● WORK REQUIRED: Your task is to copy the listing exactly, with the pictures left out.

━━━━━ RECORDS FOR PROCESSING

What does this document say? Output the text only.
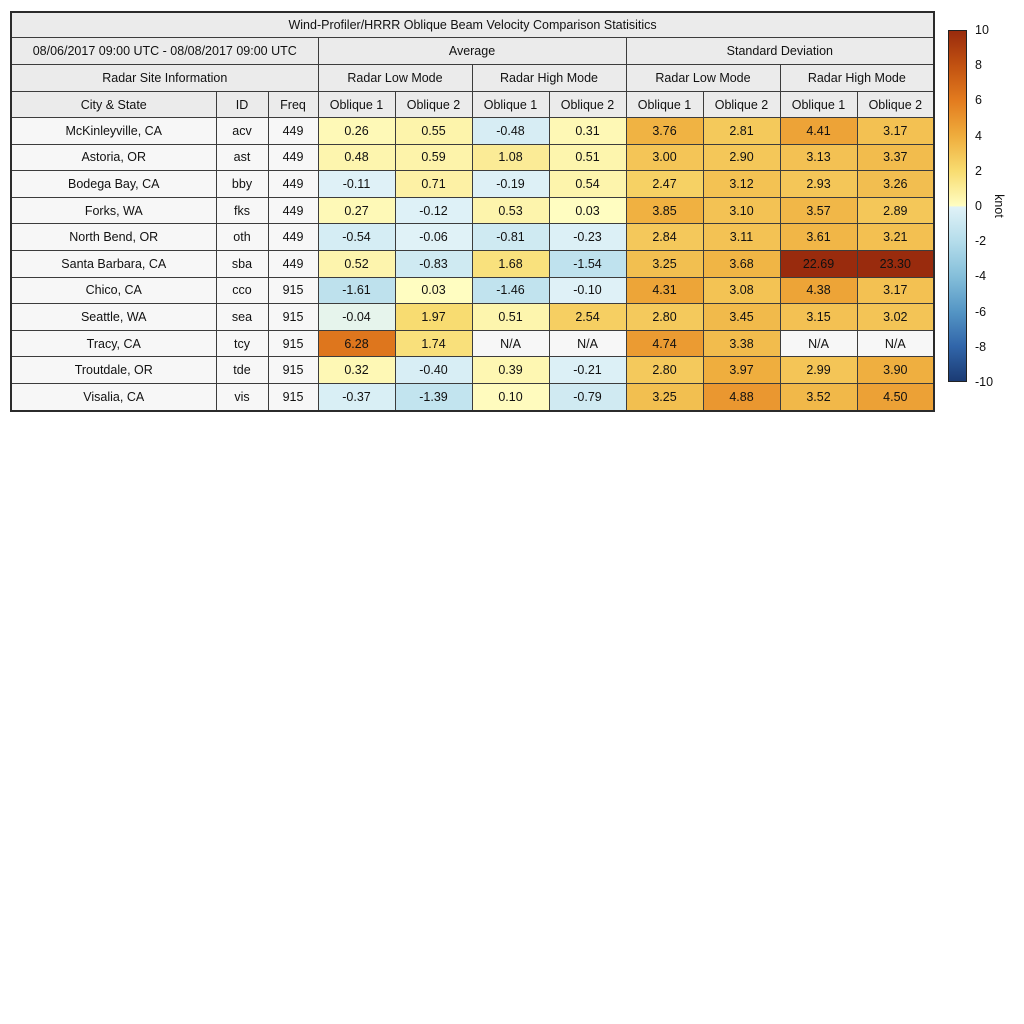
Wind-Profiler/HRRR Oblique Beam Velocity Comparison Statisitics										
08/06/2017 09:00 UTC - 08/08/2017 09:00 UTC			Average				Standard Deviation			
Radar Site Information			Radar Low Mode		Radar High Mode		Radar Low Mode		Radar High Mode	
City & State	ID	Freq	Oblique 1	Oblique 2	Oblique 1	Oblique 2	Oblique 1	Oblique 2	Oblique 1	Oblique 2
McKinleyville, CA	acv	449	0.26	0.55	-0.48	0.31	3.76	2.81	4.41	3.17
Astoria, OR	ast	449	0.48	0.59	1.08	0.51	3.00	2.90	3.13	3.37
Bodega Bay, CA	bby	449	-0.11	0.71	-0.19	0.54	2.47	3.12	2.93	3.26
Forks, WA	fks	449	0.27	-0.12	0.53	0.03	3.85	3.10	3.57	2.89
North Bend, OR	oth	449	-0.54	-0.06	-0.81	-0.23	2.84	3.11	3.61	3.21
Santa Barbara, CA	sba	449	0.52	-0.83	1.68	-1.54	3.25	3.68	22.69	23.30
Chico, CA	cco	915	-1.61	0.03	-1.46	-0.10	4.31	3.08	4.38	3.17
Seattle, WA	sea	915	-0.04	1.97	0.51	2.54	2.80	3.45	3.15	3.02
Tracy, CA	tcy	915	6.28	1.74	N/A	N/A	4.74	3.38	N/A	N/A
Troutdale, OR	tde	915	0.32	-0.40	0.39	-0.21	2.80	3.97	2.99	3.90
Visalia, CA	vis	915	-0.37	-1.39	0.10	-0.79	3.25	4.88	3.52	4.50
10
8
6
4
2
0
-2
-4
-6
-8
-10
knot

━━━━━━━━━━

● RESPONSE TO THIS TASK:
What does this document say? Output the text only.
Wind-Profiler/HRRR Oblique Beam Velocity Comparison Statisitics										
08/06/2017 09:00 UTC - 08/08/2017 09:00 UTC			Average				Standard Deviation			
Radar Site Information			Radar Low Mode		Radar High Mode		Radar Low Mode		Radar High Mode	
City & State	ID	Freq	Oblique 1	Oblique 2	Oblique 1	Oblique 2	Oblique 1	Oblique 2	Oblique 1	Oblique 2
McKinleyville, CA	acv	449	0.26	0.55	-0.48	0.31	3.76	2.81	4.41	3.17
Astoria, OR	ast	449	0.48	0.59	1.08	0.51	3.00	2.90	3.13	3.37
Bodega Bay, CA	bby	449	-0.11	0.71	-0.19	0.54	2.47	3.12	2.93	3.26
Forks, WA	fks	449	0.27	-0.12	0.53	0.03	3.85	3.10	3.57	2.89
North Bend, OR	oth	449	-0.54	-0.06	-0.81	-0.23	2.84	3.11	3.61	3.21
Santa Barbara, CA	sba	449	0.52	-0.83	1.68	-1.54	3.25	3.68	22.69	23.30
Chico, CA	cco	915	-1.61	0.03	-1.46	-0.10	4.31	3.08	4.38	3.17
Seattle, WA	sea	915	-0.04	1.97	0.51	2.54	2.80	3.45	3.15	3.02
Tracy, CA	tcy	915	6.28	1.74	N/A	N/A	4.74	3.38	N/A	N/A
Troutdale, OR	tde	915	0.32	-0.40	0.39	-0.21	2.80	3.97	2.99	3.90
Visalia, CA	vis	915	-0.37	-1.39	0.10	-0.79	3.25	4.88	3.52	4.50
10
8
6
4
2
0
-2
-4
-6
-8
-10
knot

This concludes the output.